● GOAL: Will you give every entry again exactly as it stands?

========================

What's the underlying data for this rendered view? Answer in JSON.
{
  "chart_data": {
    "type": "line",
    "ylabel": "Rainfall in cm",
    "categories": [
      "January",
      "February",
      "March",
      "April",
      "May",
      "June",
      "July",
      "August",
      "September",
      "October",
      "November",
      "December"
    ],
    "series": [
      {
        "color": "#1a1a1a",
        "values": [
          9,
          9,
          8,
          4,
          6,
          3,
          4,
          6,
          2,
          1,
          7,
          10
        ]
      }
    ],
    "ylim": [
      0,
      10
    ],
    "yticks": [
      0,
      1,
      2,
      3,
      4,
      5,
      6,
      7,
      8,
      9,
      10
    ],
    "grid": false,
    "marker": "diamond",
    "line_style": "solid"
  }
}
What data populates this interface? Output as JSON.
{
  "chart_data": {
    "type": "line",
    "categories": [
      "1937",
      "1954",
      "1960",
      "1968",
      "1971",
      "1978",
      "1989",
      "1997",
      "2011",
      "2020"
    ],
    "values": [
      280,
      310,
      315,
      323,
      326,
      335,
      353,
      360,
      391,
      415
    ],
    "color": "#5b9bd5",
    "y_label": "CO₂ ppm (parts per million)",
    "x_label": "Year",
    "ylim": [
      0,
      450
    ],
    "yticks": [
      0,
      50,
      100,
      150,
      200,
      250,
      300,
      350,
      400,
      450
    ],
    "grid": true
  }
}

========================

● COMPLETE RESPONSE:
What's the underlying data for this rendered view? Answer in JSON.
{
  "chart_data": {
    "type": "line",
    "ylabel": "Rainfall in cm",
    "categories": [
      "January",
      "February",
      "March",
      "April",
      "May",
      "June",
      "July",
      "August",
      "September",
      "October",
      "November",
      "December"
    ],
    "series": [
      {
        "color": "#1a1a1a",
        "values": [
          9,
          9,
          8,
          4,
          6,
          3,
          4,
          6,
          2,
          1,
          7,
          10
        ]
      }
    ],
    "ylim": [
      0,
      10
    ],
    "yticks": [
      0,
      1,
      2,
      3,
      4,
      5,
      6,
      7,
      8,
      9,
      10
    ],
    "grid": false,
    "marker": "diamond",
    "line_style": "solid"
  }
}
What data populates this interface? Output as JSON.
{
  "chart_data": {
    "type": "line",
    "categories": [
      "1937",
      "1954",
      "1960",
      "1968",
      "1971",
      "1978",
      "1989",
      "1997",
      "2011",
      "2020"
    ],
    "values": [
      280,
      310,
      315,
      323,
      326,
      335,
      353,
      360,
      391,
      415
    ],
    "color": "#5b9bd5",
    "y_label": "CO₂ ppm (parts per million)",
    "x_label": "Year",
    "ylim": [
      0,
      450
    ],
    "yticks": [
      0,
      50,
      100,
      150,
      200,
      250,
      300,
      350,
      400,
      450
    ],
    "grid": true
  }
}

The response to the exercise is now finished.